--- Start of Recorded information ---

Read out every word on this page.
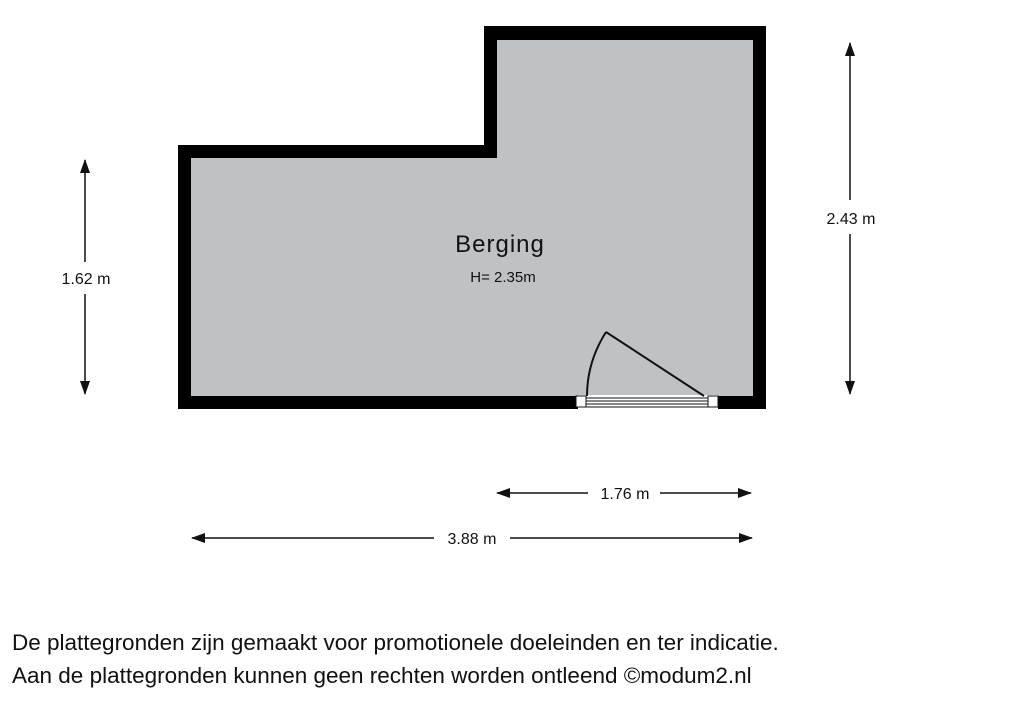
Berging
H= 2.35m
1.62 m
2.43 m
1.76 m
3.88 m
De plattegronden zijn gemaakt voor promotionele doeleinden en ter indicatie.
Aan de plattegronden kunnen geen rechten worden ontleend ©modum2.nl
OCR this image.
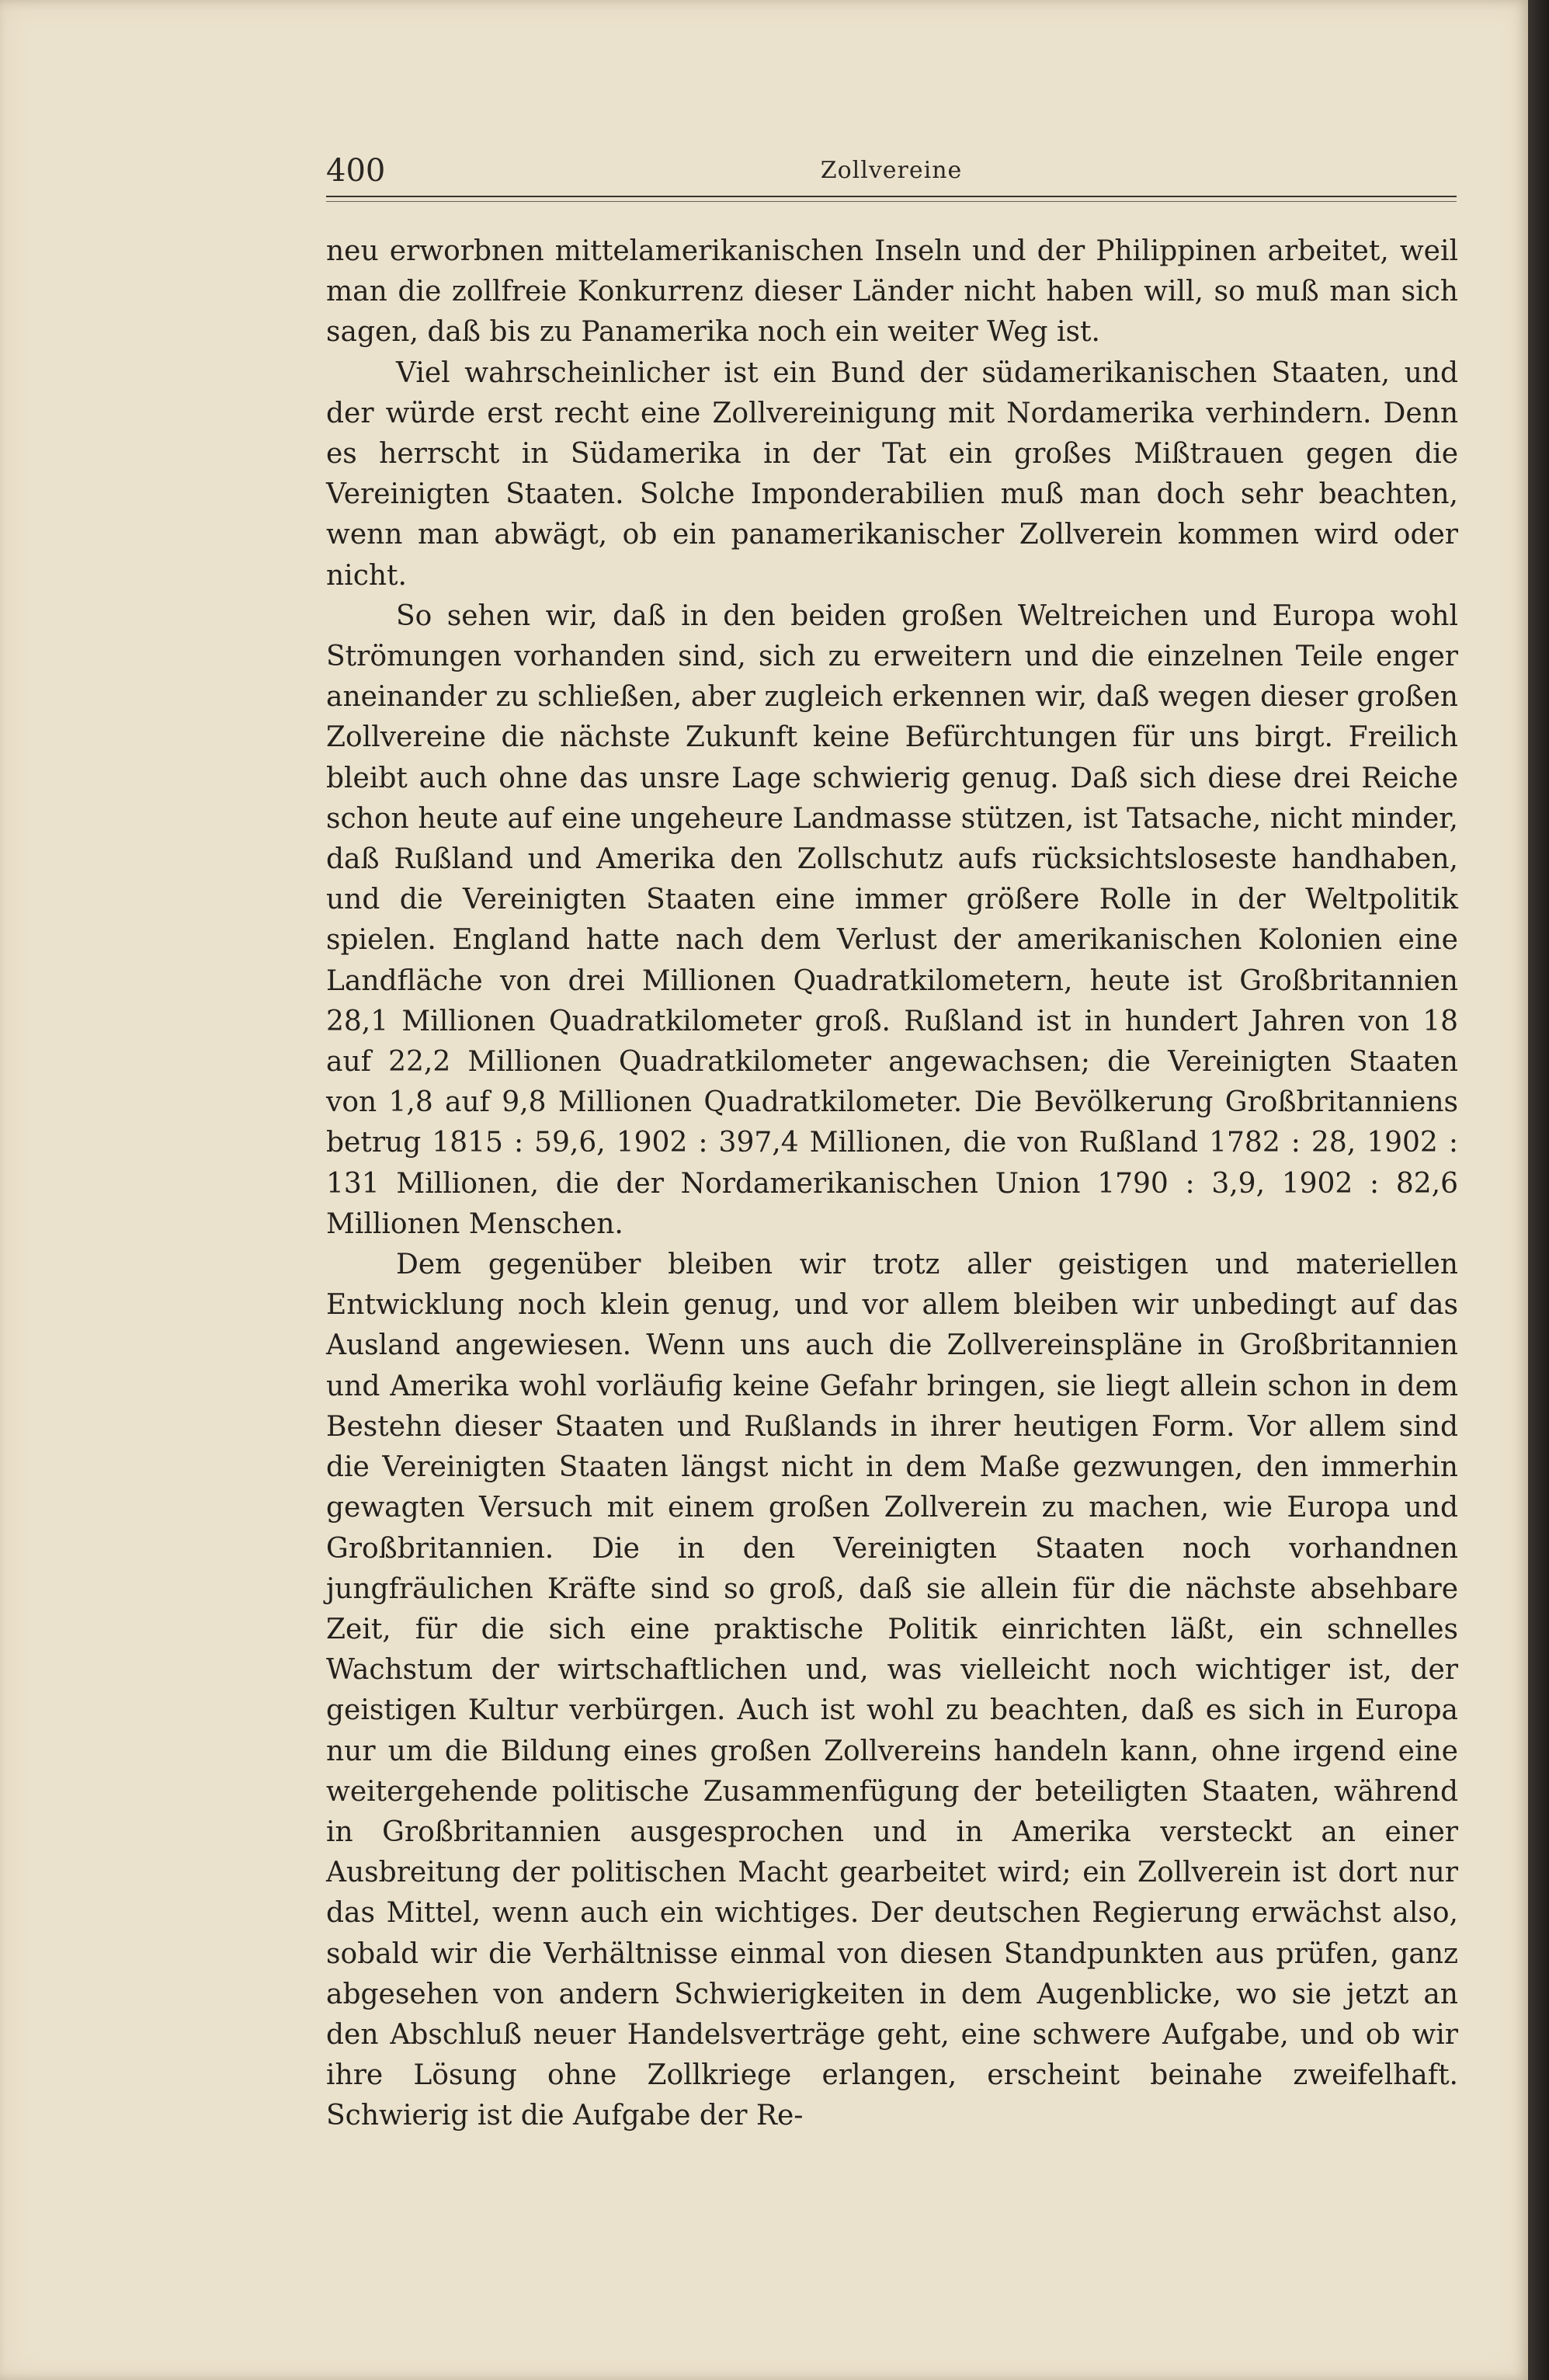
400	Zollvereine

neu erworbnen mittelamerikanischen Inseln und der Philippinen arbeitet, weil man die zollfreie Konkurrenz dieser Länder nicht haben will, so muß man sich sagen, daß bis zu Panamerika noch ein weiter Weg ist.

Viel wahrscheinlicher ist ein Bund der südamerikanischen Staaten, und der würde erst recht eine Zollvereinigung mit Nordamerika verhindern. Denn es herrscht in Südamerika in der Tat ein großes Mißtrauen gegen die Vereinigten Staaten. Solche Imponderabilien muß man doch sehr beachten, wenn man abwägt, ob ein panamerikanischer Zollverein kommen wird oder nicht.

So sehen wir, daß in den beiden großen Weltreichen und Europa wohl Strömungen vorhanden sind, sich zu erweitern und die einzelnen Teile enger aneinander zu schließen, aber zugleich erkennen wir, daß wegen dieser großen Zollvereine die nächste Zukunft keine Befürchtungen für uns birgt. Freilich bleibt auch ohne das unsre Lage schwierig genug. Daß sich diese drei Reiche schon heute auf eine ungeheure Landmasse stützen, ist Tatsache, nicht minder, daß Rußland und Amerika den Zollschutz aufs rücksichtsloseste handhaben, und die Vereinigten Staaten eine immer größere Rolle in der Weltpolitik spielen. England hatte nach dem Verlust der amerikanischen Kolonien eine Landfläche von drei Millionen Quadratkilometern, heute ist Großbritannien 28,1 Millionen Quadratkilometer groß. Rußland ist in hundert Jahren von 18 auf 22,2 Millionen Quadratkilometer angewachsen; die Vereinigten Staaten von 1,8 auf 9,8 Millionen Quadratkilometer. Die Bevölkerung Großbritanniens betrug 1815 : 59,6, 1902 : 397,4 Millionen, die von Rußland 1782 : 28, 1902 : 131 Millionen, die der Nordamerikanischen Union 1790 : 3,9, 1902 : 82,6 Millionen Menschen.

Dem gegenüber bleiben wir trotz aller geistigen und materiellen Entwicklung noch klein genug, und vor allem bleiben wir unbedingt auf das Ausland angewiesen. Wenn uns auch die Zollvereinspläne in Großbritannien und Amerika wohl vorläufig keine Gefahr bringen, sie liegt allein schon in dem Bestehn dieser Staaten und Rußlands in ihrer heutigen Form. Vor allem sind die Vereinigten Staaten längst nicht in dem Maße gezwungen, den immerhin gewagten Versuch mit einem großen Zollverein zu machen, wie Europa und Großbritannien. Die in den Vereinigten Staaten noch vorhandnen jungfräulichen Kräfte sind so groß, daß sie allein für die nächste absehbare Zeit, für die sich eine praktische Politik einrichten läßt, ein schnelles Wachstum der wirtschaftlichen und, was vielleicht noch wichtiger ist, der geistigen Kultur verbürgen. Auch ist wohl zu beachten, daß es sich in Europa nur um die Bildung eines großen Zollvereins handeln kann, ohne irgend eine weitergehende politische Zusammenfügung der beteiligten Staaten, während in Großbritannien ausgesprochen und in Amerika versteckt an einer Ausbreitung der politischen Macht gearbeitet wird; ein Zollverein ist dort nur das Mittel, wenn auch ein wichtiges. Der deutschen Regierung erwächst also, sobald wir die Verhältnisse einmal von diesen Standpunkten aus prüfen, ganz abgesehen von andern Schwierigkeiten in dem Augenblicke, wo sie jetzt an den Abschluß neuer Handelsverträge geht, eine schwere Aufgabe, und ob wir ihre Lösung ohne Zollkriege erlangen, erscheint beinahe zweifelhaft. Schwierig ist die Aufgabe der Re-
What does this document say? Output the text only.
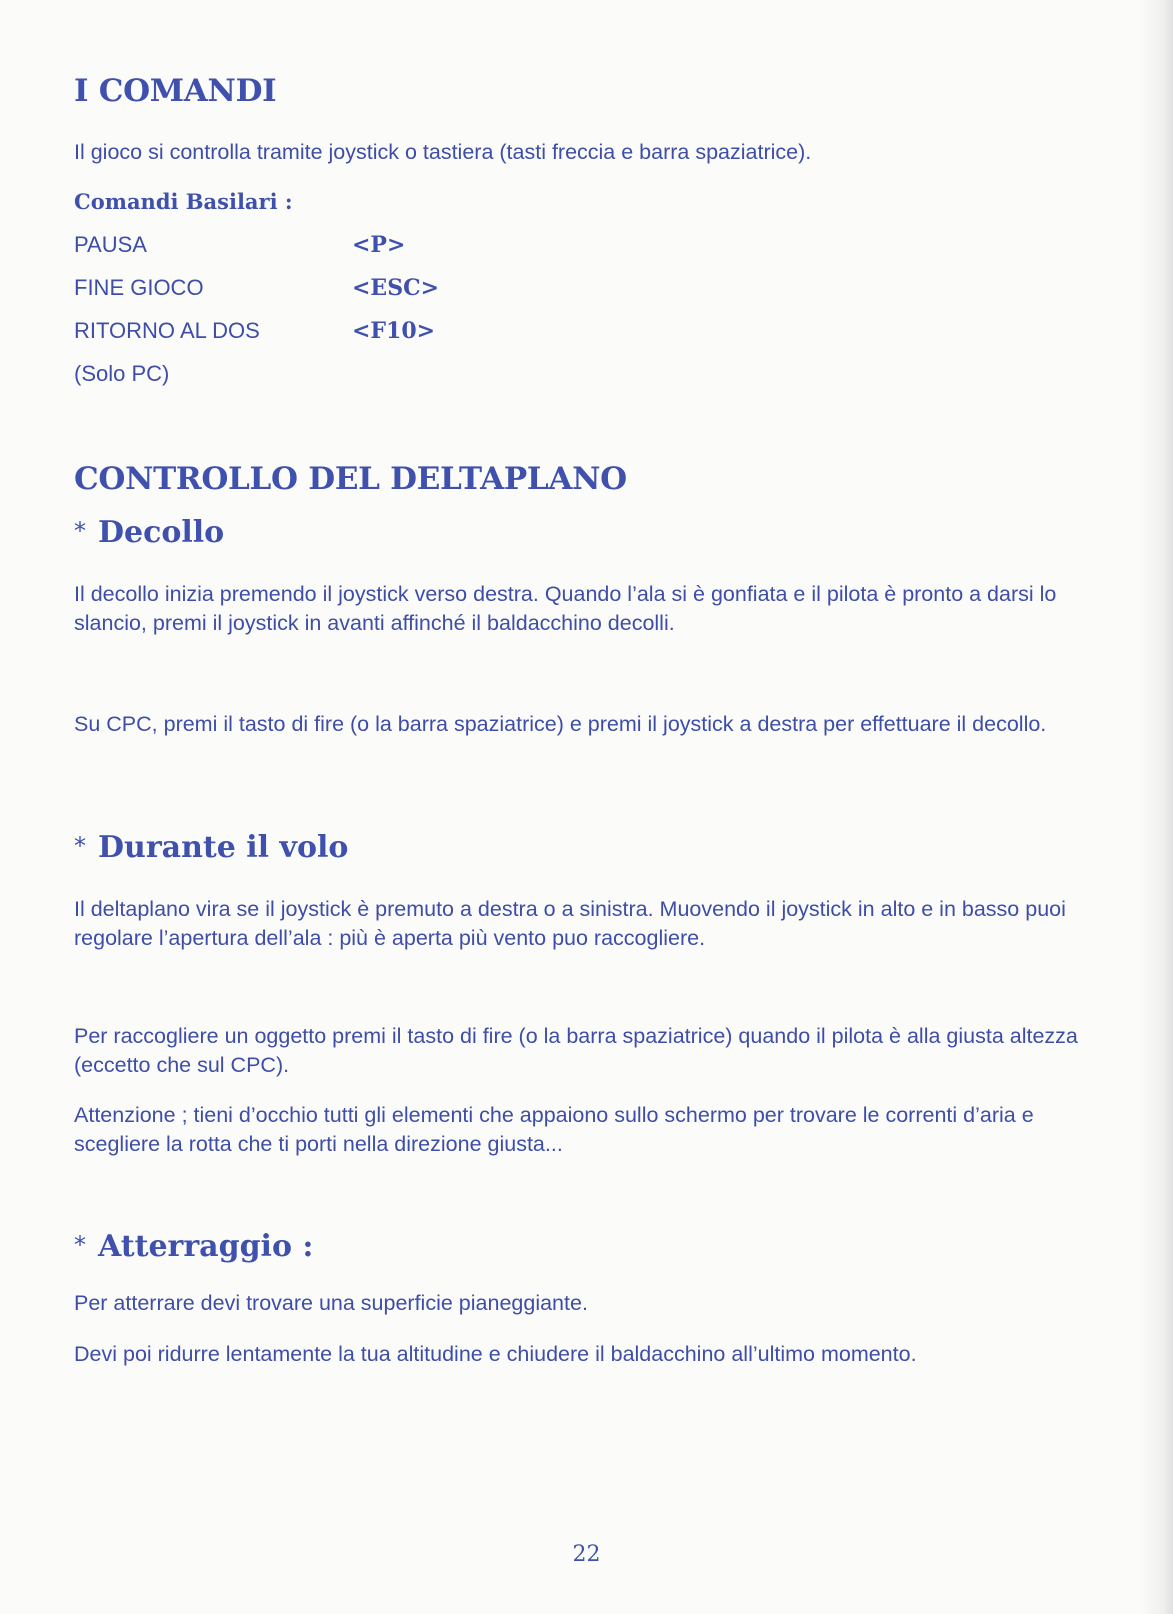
I COMANDI

Il gioco si controlla tramite joystick o tastiera (tasti freccia e barra spaziatrice).

Comandi Basilari :
PAUSA	<P>
FINE GIOCO	<ESC>
RITORNO AL DOS	<F10>
(Solo PC)
CONTROLLO DEL DELTAPLANO
* Decollo

Il decollo inizia premendo il joystick verso destra. Quando l’ala si è gonfiata e il pilota è pronto a darsi lo slancio, premi il joystick in avanti affinché il baldacchino decolli.

Su CPC, premi il tasto di fire (o la barra spaziatrice) e premi il joystick a destra per effettuare il decollo.

* Durante il volo

Il deltaplano vira se il joystick è premuto a destra o a sinistra. Muovendo il joystick in alto e in basso puoi regolare l’apertura dell’ala : più è aperta più vento puo raccogliere.

Per raccogliere un oggetto premi il tasto di fire (o la barra spaziatrice) quando il pilota è alla giusta altezza (eccetto che sul CPC).

Attenzione ; tieni d’occhio tutti gli elementi che appaiono sullo schermo per trovare le correnti d’aria e scegliere la rotta che ti porti nella direzione giusta...

* Atterraggio :

Per atterrare devi trovare una superficie pianeggiante.

Devi poi ridurre lentamente la tua altitudine e chiudere il baldacchino all’ultimo momento.

22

--- End of Recorded information ---

### Requirement
Will you restate every entry word for word and omit the images?

### Correct result
Read out every word on this page.
Berging
H= 2.35m
1.62 m
2.43 m
1.76 m
3.88 m
De plattegronden zijn gemaakt voor promotionele doeleinden en ter indicatie.
Aan de plattegronden kunnen geen rechten worden ontleend ©modum2.nl
OCR this image.
400	Zollvereine

neu erworbnen mittelamerikanischen Inseln und der Philippinen arbeitet, weil man die zollfreie Konkurrenz dieser Länder nicht haben will, so muß man sich sagen, daß bis zu Panamerika noch ein weiter Weg ist.

Viel wahrscheinlicher ist ein Bund der südamerikanischen Staaten, und der würde erst recht eine Zollvereinigung mit Nordamerika verhindern. Denn es herrscht in Südamerika in der Tat ein großes Mißtrauen gegen die Vereinigten Staaten. Solche Imponderabilien muß man doch sehr beachten, wenn man abwägt, ob ein panamerikanischer Zollverein kommen wird oder nicht.

So sehen wir, daß in den beiden großen Weltreichen und Europa wohl Strömungen vorhanden sind, sich zu erweitern und die einzelnen Teile enger aneinander zu schließen, aber zugleich erkennen wir, daß wegen dieser großen Zollvereine die nächste Zukunft keine Befürchtungen für uns birgt. Freilich bleibt auch ohne das unsre Lage schwierig genug. Daß sich diese drei Reiche schon heute auf eine ungeheure Landmasse stützen, ist Tatsache, nicht minder, daß Rußland und Amerika den Zollschutz aufs rücksichtsloseste handhaben, und die Vereinigten Staaten eine immer größere Rolle in der Weltpolitik spielen. England hatte nach dem Verlust der amerikanischen Kolonien eine Landfläche von drei Millionen Quadratkilometern, heute ist Großbritannien 28,1 Millionen Quadratkilometer groß. Rußland ist in hundert Jahren von 18 auf 22,2 Millionen Quadratkilometer angewachsen; die Vereinigten Staaten von 1,8 auf 9,8 Millionen Quadratkilometer. Die Bevölkerung Großbritanniens betrug 1815 : 59,6, 1902 : 397,4 Millionen, die von Rußland 1782 : 28, 1902 : 131 Millionen, die der Nordamerikanischen Union 1790 : 3,9, 1902 : 82,6 Millionen Menschen.

Dem gegenüber bleiben wir trotz aller geistigen und materiellen Entwicklung noch klein genug, und vor allem bleiben wir unbedingt auf das Ausland angewiesen. Wenn uns auch die Zollvereinspläne in Großbritannien und Amerika wohl vorläufig keine Gefahr bringen, sie liegt allein schon in dem Bestehn dieser Staaten und Rußlands in ihrer heutigen Form. Vor allem sind die Vereinigten Staaten längst nicht in dem Maße gezwungen, den immerhin gewagten Versuch mit einem großen Zollverein zu machen, wie Europa und Großbritannien. Die in den Vereinigten Staaten noch vorhandnen jungfräulichen Kräfte sind so groß, daß sie allein für die nächste absehbare Zeit, für die sich eine praktische Politik einrichten läßt, ein schnelles Wachstum der wirtschaftlichen und, was vielleicht noch wichtiger ist, der geistigen Kultur verbürgen. Auch ist wohl zu beachten, daß es sich in Europa nur um die Bildung eines großen Zollvereins handeln kann, ohne irgend eine weitergehende politische Zusammenfügung der beteiligten Staaten, während in Großbritannien ausgesprochen und in Amerika versteckt an einer Ausbreitung der politischen Macht gearbeitet wird; ein Zollverein ist dort nur das Mittel, wenn auch ein wichtiges. Der deutschen Regierung erwächst also, sobald wir die Verhältnisse einmal von diesen Standpunkten aus prüfen, ganz abgesehen von andern Schwierigkeiten in dem Augenblicke, wo sie jetzt an den Abschluß neuer Handelsverträge geht, eine schwere Aufgabe, und ob wir ihre Lösung ohne Zollkriege erlangen, erscheint beinahe zweifelhaft. Schwierig ist die Aufgabe der Re-
What does this document say? Output the text only.
I COMANDI

Il gioco si controlla tramite joystick o tastiera (tasti freccia e barra spaziatrice).

Comandi Basilari :
PAUSA	<P>
FINE GIOCO	<ESC>
RITORNO AL DOS	<F10>
(Solo PC)
CONTROLLO DEL DELTAPLANO
* Decollo

Il decollo inizia premendo il joystick verso destra. Quando l’ala si è gonfiata e il pilota è pronto a darsi lo slancio, premi il joystick in avanti affinché il baldacchino decolli.

Su CPC, premi il tasto di fire (o la barra spaziatrice) e premi il joystick a destra per effettuare il decollo.

* Durante il volo

Il deltaplano vira se il joystick è premuto a destra o a sinistra. Muovendo il joystick in alto e in basso puoi regolare l’apertura dell’ala : più è aperta più vento puo raccogliere.

Per raccogliere un oggetto premi il tasto di fire (o la barra spaziatrice) quando il pilota è alla giusta altezza (eccetto che sul CPC).

Attenzione ; tieni d’occhio tutti gli elementi che appaiono sullo schermo per trovare le correnti d’aria e scegliere la rotta che ti porti nella direzione giusta...

* Atterraggio :

Per atterrare devi trovare una superficie pianeggiante.

Devi poi ridurre lentamente la tua altitudine e chiudere il baldacchino all’ultimo momento.

22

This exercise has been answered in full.